╭─ Dataset rows
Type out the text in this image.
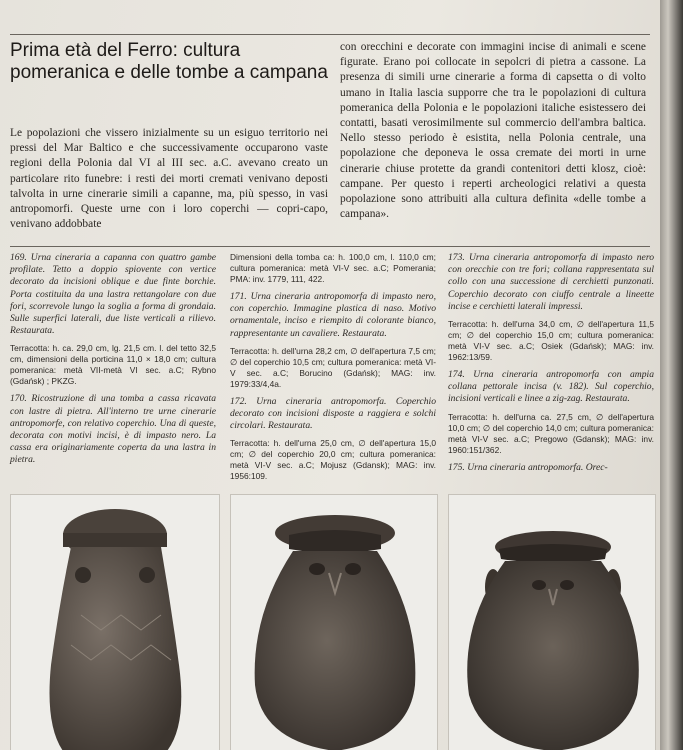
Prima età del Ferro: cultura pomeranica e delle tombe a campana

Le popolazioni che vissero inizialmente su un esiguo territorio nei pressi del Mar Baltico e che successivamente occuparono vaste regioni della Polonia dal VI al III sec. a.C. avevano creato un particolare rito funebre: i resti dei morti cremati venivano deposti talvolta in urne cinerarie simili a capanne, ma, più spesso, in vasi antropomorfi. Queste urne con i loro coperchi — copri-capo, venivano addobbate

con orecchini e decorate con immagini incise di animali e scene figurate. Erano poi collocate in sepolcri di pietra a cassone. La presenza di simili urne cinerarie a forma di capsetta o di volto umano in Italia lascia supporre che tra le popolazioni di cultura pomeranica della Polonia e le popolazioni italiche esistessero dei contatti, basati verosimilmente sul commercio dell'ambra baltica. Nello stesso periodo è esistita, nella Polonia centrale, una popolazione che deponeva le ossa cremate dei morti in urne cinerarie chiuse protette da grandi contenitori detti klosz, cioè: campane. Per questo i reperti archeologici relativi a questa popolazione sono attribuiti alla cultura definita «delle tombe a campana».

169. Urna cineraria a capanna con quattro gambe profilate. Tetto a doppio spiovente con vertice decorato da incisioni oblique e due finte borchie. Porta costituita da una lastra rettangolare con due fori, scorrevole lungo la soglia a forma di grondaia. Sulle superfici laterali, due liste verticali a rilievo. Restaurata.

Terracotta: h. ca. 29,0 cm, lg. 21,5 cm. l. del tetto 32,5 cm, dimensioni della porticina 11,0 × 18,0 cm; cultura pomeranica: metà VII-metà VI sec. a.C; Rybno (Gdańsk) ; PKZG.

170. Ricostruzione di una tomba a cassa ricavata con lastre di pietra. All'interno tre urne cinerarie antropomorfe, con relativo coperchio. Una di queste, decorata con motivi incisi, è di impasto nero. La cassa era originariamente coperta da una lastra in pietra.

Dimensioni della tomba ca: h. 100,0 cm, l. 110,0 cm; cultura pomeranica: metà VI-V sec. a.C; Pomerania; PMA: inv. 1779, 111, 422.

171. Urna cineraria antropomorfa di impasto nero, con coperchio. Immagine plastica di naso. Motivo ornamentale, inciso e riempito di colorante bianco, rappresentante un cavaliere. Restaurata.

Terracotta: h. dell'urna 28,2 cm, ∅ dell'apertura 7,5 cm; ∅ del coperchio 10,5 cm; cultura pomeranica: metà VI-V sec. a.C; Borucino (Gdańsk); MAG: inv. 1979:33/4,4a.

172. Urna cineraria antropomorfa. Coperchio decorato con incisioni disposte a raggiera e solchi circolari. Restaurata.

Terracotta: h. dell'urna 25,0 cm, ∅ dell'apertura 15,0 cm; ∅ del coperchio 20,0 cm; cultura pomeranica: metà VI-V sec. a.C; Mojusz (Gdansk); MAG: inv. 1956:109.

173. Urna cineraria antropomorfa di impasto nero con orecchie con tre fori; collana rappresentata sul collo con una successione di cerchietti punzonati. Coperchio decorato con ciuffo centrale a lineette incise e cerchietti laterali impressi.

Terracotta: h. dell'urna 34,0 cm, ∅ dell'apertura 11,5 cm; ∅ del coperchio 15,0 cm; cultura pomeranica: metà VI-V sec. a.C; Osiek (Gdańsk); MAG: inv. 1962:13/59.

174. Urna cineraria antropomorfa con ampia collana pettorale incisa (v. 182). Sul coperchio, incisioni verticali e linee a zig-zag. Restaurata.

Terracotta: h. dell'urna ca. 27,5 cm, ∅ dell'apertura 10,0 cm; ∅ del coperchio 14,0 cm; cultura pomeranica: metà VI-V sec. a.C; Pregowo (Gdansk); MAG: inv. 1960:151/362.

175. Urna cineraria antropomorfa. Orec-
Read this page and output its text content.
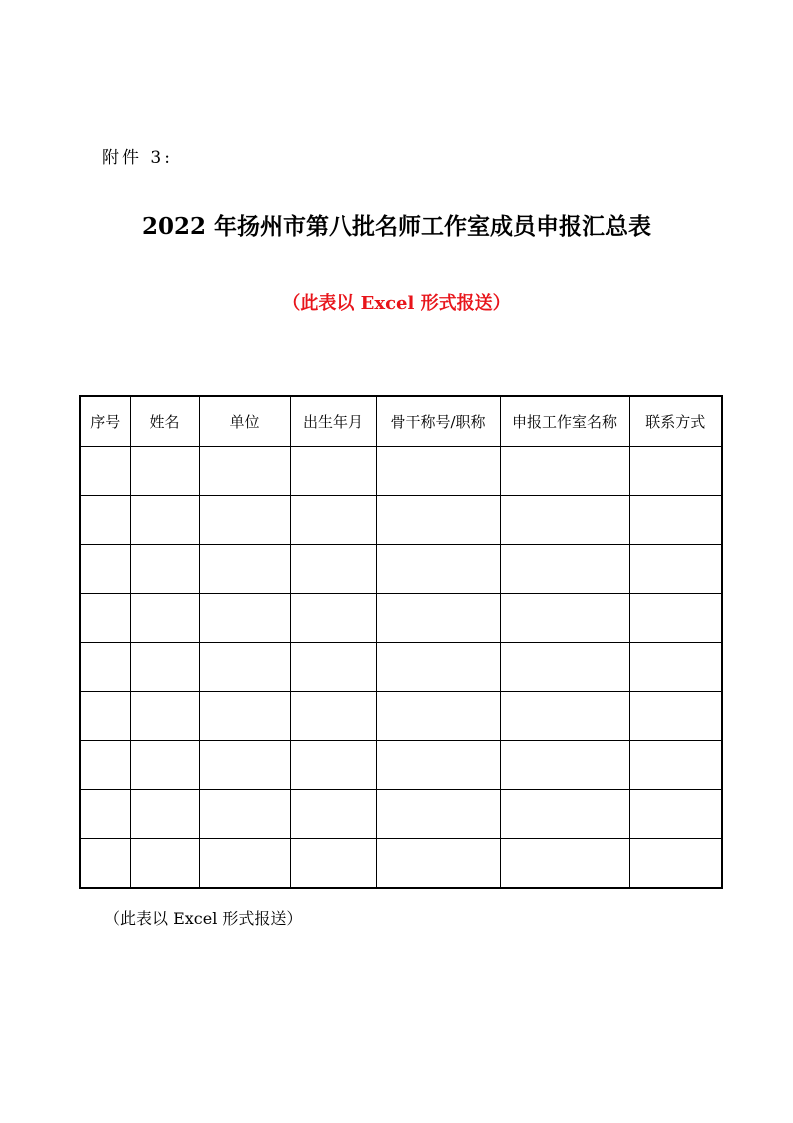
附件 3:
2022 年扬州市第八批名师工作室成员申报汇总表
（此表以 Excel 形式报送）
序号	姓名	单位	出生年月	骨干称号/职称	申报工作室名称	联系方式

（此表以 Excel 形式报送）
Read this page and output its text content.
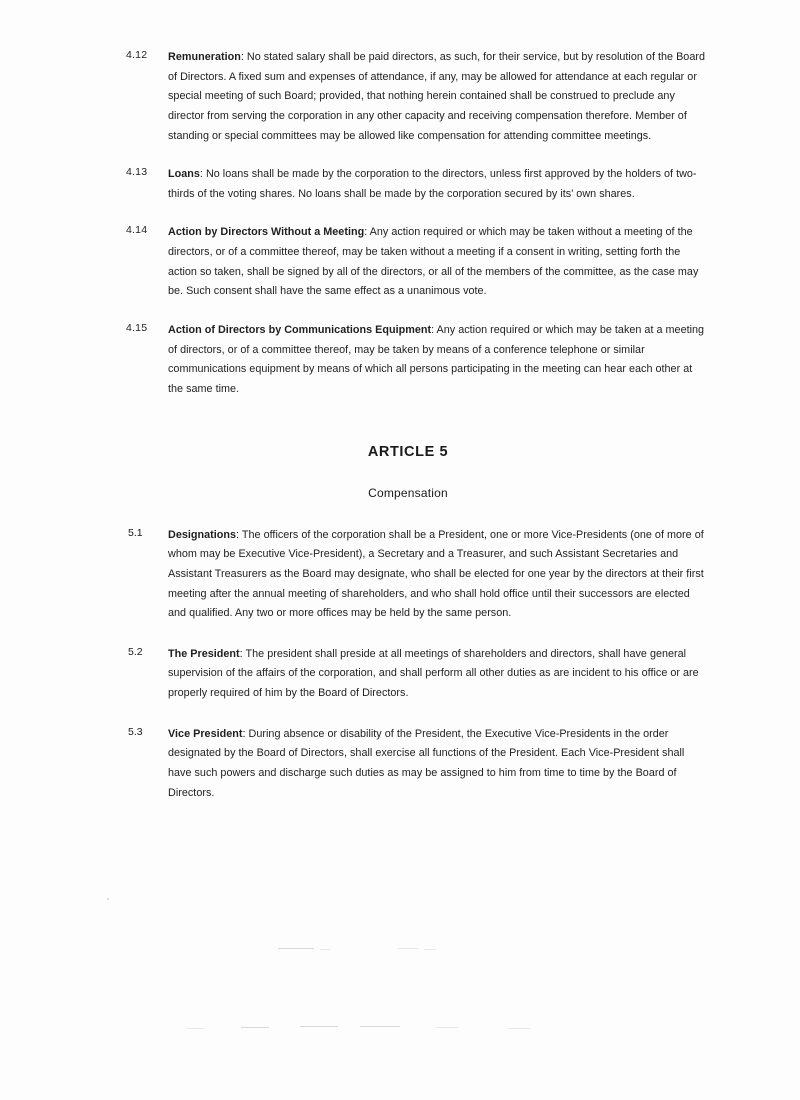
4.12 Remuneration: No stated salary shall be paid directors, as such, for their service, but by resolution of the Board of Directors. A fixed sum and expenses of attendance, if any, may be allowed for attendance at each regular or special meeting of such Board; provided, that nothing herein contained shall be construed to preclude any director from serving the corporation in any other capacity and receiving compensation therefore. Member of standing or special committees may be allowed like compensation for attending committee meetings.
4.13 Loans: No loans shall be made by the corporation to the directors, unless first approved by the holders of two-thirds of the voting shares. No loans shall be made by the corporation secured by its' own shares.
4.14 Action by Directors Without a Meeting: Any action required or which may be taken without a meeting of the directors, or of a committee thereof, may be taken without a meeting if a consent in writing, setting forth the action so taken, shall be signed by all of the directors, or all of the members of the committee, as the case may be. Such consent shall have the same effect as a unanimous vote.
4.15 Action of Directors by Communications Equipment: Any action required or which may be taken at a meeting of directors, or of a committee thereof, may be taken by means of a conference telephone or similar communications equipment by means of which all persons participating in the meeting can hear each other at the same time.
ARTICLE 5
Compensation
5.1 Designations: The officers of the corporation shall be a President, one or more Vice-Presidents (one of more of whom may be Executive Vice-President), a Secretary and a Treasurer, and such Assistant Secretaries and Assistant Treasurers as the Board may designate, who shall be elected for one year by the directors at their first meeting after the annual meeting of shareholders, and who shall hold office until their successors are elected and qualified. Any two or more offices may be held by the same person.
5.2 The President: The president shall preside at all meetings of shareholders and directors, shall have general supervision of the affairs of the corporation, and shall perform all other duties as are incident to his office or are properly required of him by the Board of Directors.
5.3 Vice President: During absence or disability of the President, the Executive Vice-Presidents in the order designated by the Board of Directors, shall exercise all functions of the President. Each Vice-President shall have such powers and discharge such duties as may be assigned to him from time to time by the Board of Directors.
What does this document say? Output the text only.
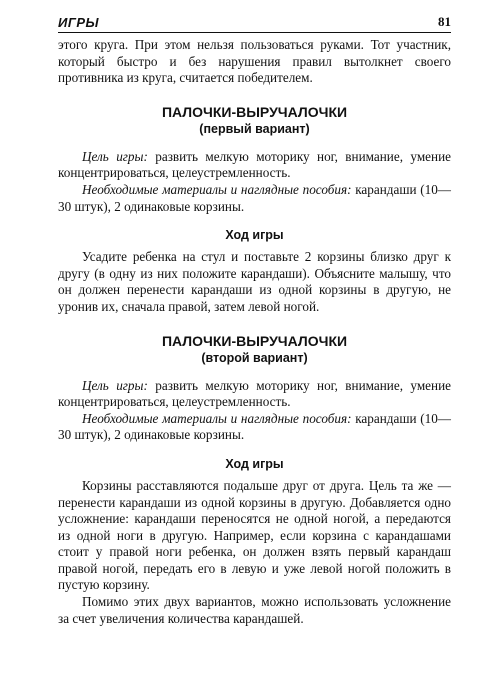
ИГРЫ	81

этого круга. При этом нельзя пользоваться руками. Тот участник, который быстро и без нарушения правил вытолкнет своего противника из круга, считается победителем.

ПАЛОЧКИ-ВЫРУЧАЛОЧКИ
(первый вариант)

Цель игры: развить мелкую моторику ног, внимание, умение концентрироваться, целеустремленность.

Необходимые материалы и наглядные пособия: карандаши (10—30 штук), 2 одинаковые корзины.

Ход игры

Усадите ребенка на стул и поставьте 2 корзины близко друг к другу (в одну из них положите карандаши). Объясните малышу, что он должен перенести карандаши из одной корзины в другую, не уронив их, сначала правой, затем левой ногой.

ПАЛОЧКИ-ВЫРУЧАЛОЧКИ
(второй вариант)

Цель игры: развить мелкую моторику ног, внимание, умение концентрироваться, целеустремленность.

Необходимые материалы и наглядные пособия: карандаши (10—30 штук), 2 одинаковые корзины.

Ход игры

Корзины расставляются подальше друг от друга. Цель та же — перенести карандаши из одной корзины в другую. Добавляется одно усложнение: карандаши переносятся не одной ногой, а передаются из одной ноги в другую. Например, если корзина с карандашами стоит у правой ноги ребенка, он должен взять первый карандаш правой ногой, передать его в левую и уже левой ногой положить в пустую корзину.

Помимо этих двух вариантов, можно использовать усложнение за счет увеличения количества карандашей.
╰─
» Task directions: In the entries above, identify every line with the word "verticali". Copy those lines.

» Solved exercise:
169. Urna cineraria a capanna con quattro gambe profilate. Tetto a doppio spiovente con vertice decorato da incisioni oblique e due finte borchie. Porta costituita da una lastra rettangolare con due fori, scorrevole lungo la soglia a forma di grondaia. Sulle superfici laterali, due liste verticali a rilievo. Restaurata.
174. Urna cineraria antropomorfa con ampia collana pettorale incisa (v. 182). Sul coperchio, incisioni verticali e linee a zig-zag. Restaurata.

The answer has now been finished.